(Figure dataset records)

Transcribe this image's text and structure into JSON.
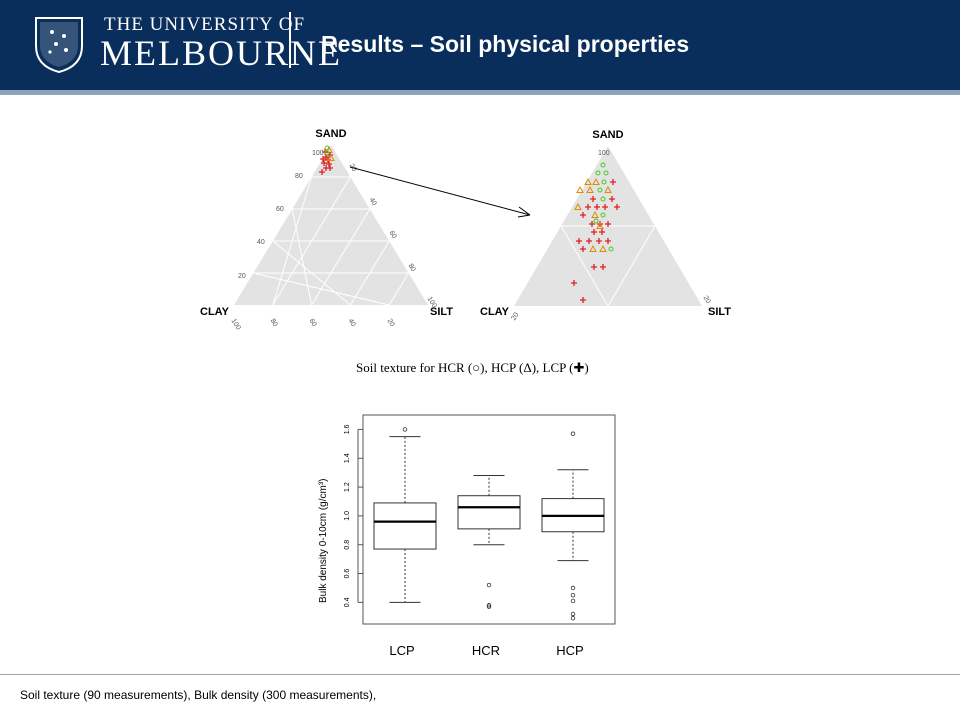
{
  "header": {
    "university_line1": "THE UNIVERSITY OF",
    "university_line2": "MELBOURNE",
    "title": "Results – Soil physical properties",
    "colors": {
      "background": "#0a2e5c",
      "accent_line": "#8ea2bc"
    }
  },
  "ternary": {
    "caption": "Soil texture for HCR (○), HCP (Δ), LCP (✚)",
    "vertex_labels": {
      "top": "SAND",
      "left": "CLAY",
      "right": "SILT"
    },
    "left_ticks": [
      "100",
      "80",
      "60",
      "40",
      "20"
    ],
    "right_ticks": [
      "20",
      "40",
      "60",
      "80",
      "100"
    ],
    "bottom_ticks": [
      "100",
      "80",
      "60",
      "40",
      "20"
    ],
    "zoom_right_tick": "20",
    "zoom_bottom_tick": "20",
    "zoom_top_tick": "100",
    "marker_colors": {
      "HCR": "#44cc22",
      "HCP": "#e08a00",
      "LCP": "#e02020"
    }
  },
  "chart_data": {
    "type": "box",
    "categories": [
      "LCP",
      "HCR",
      "HCP"
    ],
    "ylabel": "Bulk density 0-10cm (g/cm³)",
    "ylim": [
      0.25,
      1.7
    ],
    "yticks": [
      "0.4",
      "0.6",
      "0.8",
      "1.0",
      "1.2",
      "1.4",
      "1.6"
    ],
    "boxes": [
      {
        "name": "LCP",
        "min": 0.4,
        "q1": 0.77,
        "median": 0.96,
        "q3": 1.09,
        "max": 1.55,
        "outliers": [
          1.6
        ]
      },
      {
        "name": "HCR",
        "min": 0.8,
        "q1": 0.91,
        "median": 1.06,
        "q3": 1.14,
        "max": 1.28,
        "outliers": [
          0.52,
          0.38,
          0.37
        ]
      },
      {
        "name": "HCP",
        "min": 0.69,
        "q1": 0.89,
        "median": 1.0,
        "q3": 1.12,
        "max": 1.32,
        "outliers": [
          1.57,
          0.5,
          0.45,
          0.41,
          0.32,
          0.29
        ]
      }
    ]
  },
  "footer": {
    "note": "Soil texture (90 measurements), Bulk density (300 measurements),"
  }
}
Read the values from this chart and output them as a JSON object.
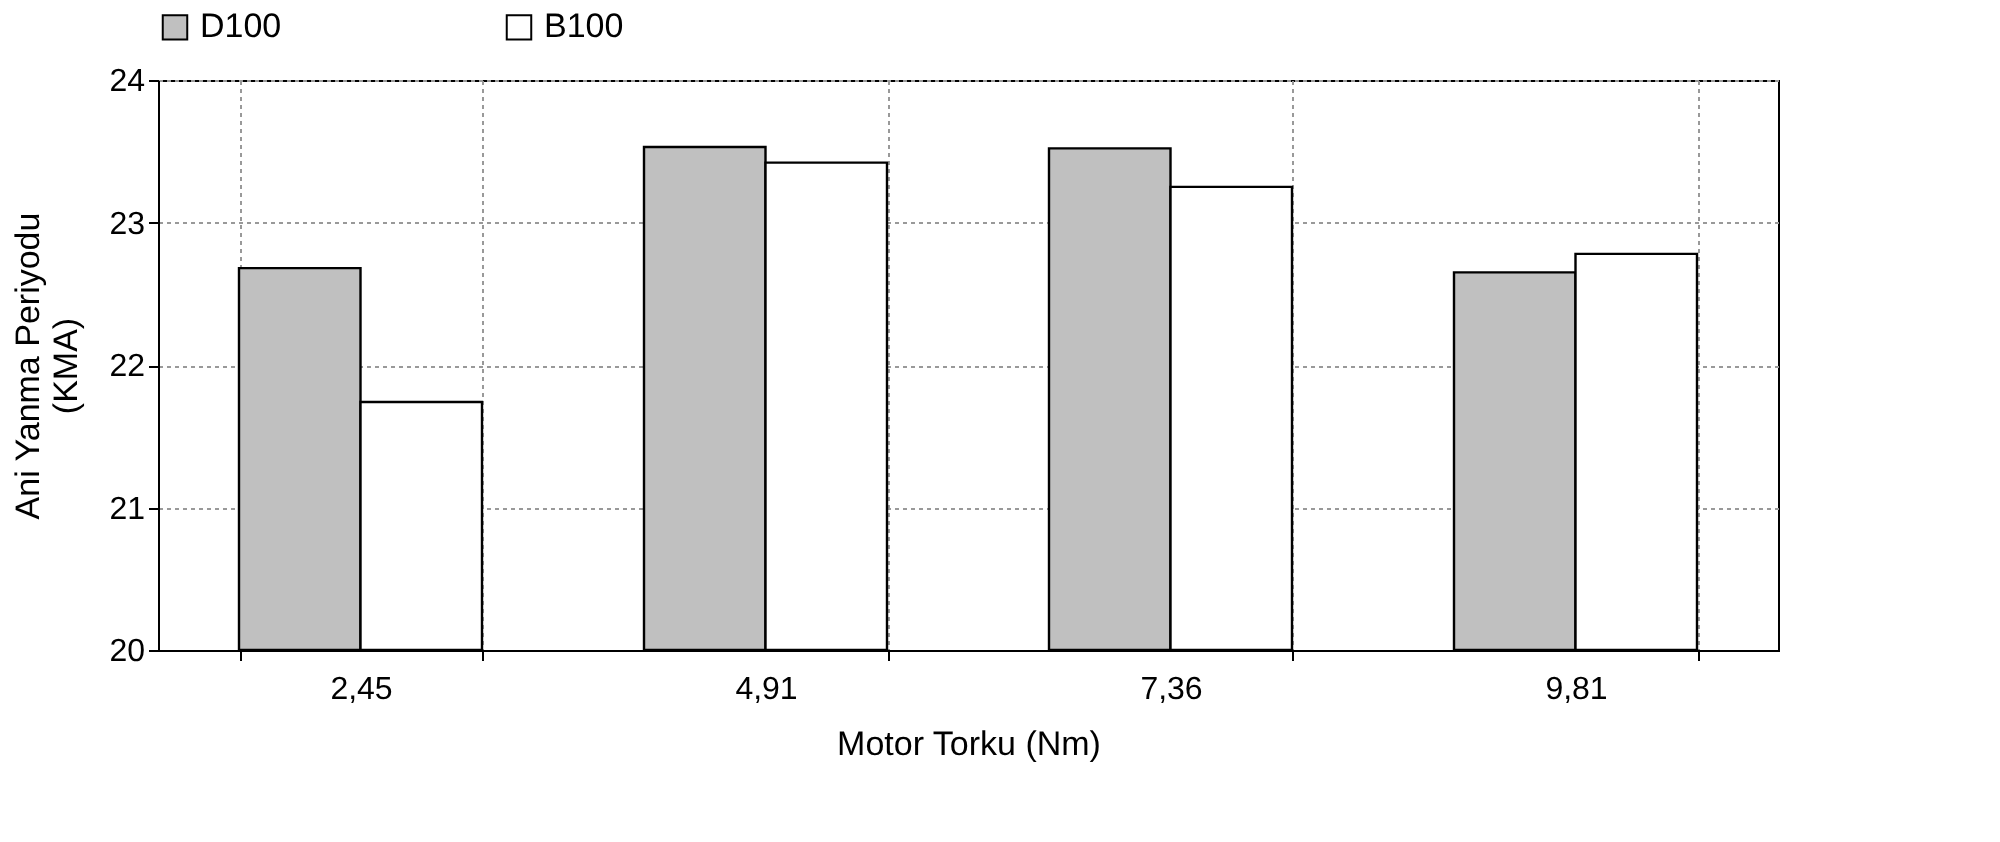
{
  "chart_data": {
    "type": "bar",
    "xlabel": "Motor Torku (Nm)",
    "ylabel": "Ani Yanma Periyodu\n(KMA)",
    "categories": [
      "2,45",
      "4,91",
      "7,36",
      "9,81"
    ],
    "series": [
      {
        "name": "D100",
        "color": "#c0c0c0",
        "values": [
          22.68,
          23.53,
          23.52,
          22.65
        ]
      },
      {
        "name": "B100",
        "color": "#ffffff",
        "values": [
          21.74,
          23.42,
          23.25,
          22.78
        ]
      }
    ],
    "ylim": [
      20,
      24
    ],
    "yticks": [
      20,
      21,
      22,
      23,
      24
    ],
    "grid": true,
    "legend": "top"
  }
}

* [YOUR GOAL]
Which lines contain the word "name"? Copy each one.

* [WRITTEN SOLUTION]
        "name": "LCP",
        "name": "HCR",
        "name": "HCP",
        "name": "D100",
        "name": "B100",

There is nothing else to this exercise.